◆ Job:
Scan the data below. Pull out each line where "heart" occurs.

◆ Material supplied:
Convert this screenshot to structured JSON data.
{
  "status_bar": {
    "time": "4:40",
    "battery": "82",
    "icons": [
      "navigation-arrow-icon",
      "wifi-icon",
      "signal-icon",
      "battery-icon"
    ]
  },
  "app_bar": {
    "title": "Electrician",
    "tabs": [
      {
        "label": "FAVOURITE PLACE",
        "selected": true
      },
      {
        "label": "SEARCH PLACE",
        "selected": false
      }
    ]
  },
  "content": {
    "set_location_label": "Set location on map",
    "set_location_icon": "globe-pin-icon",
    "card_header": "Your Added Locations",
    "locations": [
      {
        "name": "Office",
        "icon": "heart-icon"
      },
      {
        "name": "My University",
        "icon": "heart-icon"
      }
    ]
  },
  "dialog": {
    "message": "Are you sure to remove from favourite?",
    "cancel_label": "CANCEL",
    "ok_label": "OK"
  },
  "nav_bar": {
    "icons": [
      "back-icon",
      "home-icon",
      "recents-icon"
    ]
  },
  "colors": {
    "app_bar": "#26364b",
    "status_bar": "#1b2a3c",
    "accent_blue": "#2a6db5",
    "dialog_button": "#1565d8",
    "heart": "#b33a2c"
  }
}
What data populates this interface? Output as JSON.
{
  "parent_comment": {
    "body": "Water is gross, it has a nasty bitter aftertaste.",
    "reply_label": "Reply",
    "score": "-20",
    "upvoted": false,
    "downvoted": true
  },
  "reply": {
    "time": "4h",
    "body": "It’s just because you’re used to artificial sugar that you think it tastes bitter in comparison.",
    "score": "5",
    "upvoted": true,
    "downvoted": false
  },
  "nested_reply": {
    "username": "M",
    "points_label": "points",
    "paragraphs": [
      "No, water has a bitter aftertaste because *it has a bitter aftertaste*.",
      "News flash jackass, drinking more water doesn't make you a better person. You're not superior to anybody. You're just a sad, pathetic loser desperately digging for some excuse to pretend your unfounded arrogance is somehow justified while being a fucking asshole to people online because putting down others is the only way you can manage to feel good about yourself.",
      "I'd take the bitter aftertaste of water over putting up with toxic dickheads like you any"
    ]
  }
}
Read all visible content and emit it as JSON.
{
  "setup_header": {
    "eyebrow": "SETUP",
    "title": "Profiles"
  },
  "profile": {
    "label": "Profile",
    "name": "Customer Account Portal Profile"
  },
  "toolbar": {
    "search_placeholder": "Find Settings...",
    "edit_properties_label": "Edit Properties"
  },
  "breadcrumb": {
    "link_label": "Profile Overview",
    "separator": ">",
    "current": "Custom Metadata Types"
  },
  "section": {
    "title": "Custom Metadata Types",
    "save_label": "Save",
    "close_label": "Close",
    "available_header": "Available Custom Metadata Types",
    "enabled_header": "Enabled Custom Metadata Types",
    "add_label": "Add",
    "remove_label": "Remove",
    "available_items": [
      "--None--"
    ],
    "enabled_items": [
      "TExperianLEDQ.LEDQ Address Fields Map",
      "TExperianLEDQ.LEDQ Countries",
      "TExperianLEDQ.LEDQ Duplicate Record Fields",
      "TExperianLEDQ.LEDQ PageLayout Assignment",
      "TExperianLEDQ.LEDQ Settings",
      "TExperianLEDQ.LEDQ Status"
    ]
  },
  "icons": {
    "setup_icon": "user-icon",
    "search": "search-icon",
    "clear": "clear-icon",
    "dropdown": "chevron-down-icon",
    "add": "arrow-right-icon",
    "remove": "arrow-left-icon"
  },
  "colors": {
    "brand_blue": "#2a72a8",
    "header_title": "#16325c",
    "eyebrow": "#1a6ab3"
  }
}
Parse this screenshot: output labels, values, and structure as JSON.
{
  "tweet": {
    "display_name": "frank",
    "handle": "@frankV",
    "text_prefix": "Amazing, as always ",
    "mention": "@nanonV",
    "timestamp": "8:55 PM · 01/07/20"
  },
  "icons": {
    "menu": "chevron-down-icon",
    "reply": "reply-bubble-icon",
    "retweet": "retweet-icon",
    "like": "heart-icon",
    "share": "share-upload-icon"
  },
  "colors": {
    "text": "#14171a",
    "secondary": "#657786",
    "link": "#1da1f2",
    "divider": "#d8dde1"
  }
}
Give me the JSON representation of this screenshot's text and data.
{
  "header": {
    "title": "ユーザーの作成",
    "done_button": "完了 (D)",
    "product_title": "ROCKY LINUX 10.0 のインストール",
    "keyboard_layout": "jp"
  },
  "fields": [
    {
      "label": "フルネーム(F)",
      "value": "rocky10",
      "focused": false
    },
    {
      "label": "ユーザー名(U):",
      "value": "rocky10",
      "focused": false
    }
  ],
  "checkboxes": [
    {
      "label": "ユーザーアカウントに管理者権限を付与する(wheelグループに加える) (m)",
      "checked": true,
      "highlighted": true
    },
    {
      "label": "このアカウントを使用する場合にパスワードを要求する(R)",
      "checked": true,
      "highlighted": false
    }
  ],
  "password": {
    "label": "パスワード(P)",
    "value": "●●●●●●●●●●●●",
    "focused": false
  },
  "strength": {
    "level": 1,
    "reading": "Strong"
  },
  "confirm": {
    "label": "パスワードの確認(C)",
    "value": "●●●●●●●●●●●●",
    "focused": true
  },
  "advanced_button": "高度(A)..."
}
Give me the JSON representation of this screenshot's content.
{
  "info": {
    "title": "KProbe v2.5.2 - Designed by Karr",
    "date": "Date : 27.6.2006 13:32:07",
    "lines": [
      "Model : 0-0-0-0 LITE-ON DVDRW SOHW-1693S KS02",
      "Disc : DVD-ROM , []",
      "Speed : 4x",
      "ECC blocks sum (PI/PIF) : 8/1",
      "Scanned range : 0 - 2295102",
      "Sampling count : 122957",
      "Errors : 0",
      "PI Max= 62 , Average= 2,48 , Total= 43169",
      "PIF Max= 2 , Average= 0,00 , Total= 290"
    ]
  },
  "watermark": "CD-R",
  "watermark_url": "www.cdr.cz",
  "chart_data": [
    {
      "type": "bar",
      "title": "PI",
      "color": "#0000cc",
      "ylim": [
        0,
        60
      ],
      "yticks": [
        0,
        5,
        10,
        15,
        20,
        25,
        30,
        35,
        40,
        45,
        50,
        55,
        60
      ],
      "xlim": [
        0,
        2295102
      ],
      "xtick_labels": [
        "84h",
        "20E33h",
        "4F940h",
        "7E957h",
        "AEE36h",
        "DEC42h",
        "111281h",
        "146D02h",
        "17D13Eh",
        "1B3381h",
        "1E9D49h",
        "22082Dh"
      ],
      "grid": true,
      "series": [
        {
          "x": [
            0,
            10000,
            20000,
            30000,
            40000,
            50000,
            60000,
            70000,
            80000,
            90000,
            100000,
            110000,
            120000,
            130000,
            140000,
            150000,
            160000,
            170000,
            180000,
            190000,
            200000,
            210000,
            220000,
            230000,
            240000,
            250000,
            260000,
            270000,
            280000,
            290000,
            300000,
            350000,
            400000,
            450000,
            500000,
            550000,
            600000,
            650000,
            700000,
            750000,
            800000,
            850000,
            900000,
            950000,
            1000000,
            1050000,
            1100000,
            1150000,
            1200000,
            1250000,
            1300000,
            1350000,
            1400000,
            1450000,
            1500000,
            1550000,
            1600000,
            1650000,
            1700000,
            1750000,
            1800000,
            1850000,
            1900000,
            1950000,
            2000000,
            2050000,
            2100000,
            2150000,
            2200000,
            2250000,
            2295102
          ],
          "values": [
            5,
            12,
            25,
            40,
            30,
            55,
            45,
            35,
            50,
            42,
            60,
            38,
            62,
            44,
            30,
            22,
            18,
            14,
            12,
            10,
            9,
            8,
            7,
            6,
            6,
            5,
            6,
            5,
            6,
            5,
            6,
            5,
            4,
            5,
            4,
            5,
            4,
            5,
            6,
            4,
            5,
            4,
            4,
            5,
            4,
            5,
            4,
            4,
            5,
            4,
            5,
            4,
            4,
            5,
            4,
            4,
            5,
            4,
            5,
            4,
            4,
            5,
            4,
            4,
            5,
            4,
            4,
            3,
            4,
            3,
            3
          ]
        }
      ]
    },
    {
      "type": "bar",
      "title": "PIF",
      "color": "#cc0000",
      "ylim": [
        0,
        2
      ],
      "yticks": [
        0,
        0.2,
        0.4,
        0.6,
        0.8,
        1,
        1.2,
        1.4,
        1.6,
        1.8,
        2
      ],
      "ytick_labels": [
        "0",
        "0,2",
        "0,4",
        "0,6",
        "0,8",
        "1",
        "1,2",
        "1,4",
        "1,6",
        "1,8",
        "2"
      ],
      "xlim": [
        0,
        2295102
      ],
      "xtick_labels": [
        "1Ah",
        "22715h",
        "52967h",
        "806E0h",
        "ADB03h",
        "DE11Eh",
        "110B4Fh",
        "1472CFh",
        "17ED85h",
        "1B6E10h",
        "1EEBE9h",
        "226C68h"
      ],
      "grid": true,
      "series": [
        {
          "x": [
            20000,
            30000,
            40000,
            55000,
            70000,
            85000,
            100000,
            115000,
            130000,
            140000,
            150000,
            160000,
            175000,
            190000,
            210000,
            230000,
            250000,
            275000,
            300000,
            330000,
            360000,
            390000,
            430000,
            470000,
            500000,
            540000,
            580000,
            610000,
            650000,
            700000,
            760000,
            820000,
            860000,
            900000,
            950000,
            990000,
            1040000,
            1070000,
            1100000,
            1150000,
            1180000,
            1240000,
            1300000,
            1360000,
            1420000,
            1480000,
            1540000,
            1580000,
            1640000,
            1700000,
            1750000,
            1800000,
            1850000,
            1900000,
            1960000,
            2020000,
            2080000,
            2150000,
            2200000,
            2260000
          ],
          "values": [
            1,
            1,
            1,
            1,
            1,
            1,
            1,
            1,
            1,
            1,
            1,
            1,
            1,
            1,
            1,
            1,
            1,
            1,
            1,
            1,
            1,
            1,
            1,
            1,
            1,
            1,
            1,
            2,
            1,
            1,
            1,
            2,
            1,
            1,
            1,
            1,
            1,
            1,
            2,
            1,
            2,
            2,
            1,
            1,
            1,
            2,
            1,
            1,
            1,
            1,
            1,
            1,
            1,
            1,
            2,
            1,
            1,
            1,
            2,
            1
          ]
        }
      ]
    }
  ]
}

◆ Result of this task:
        "icon": "heart-icon"
        "icon": "heart-icon"
    "heart": "#b33a2c"
    "like": "heart-icon",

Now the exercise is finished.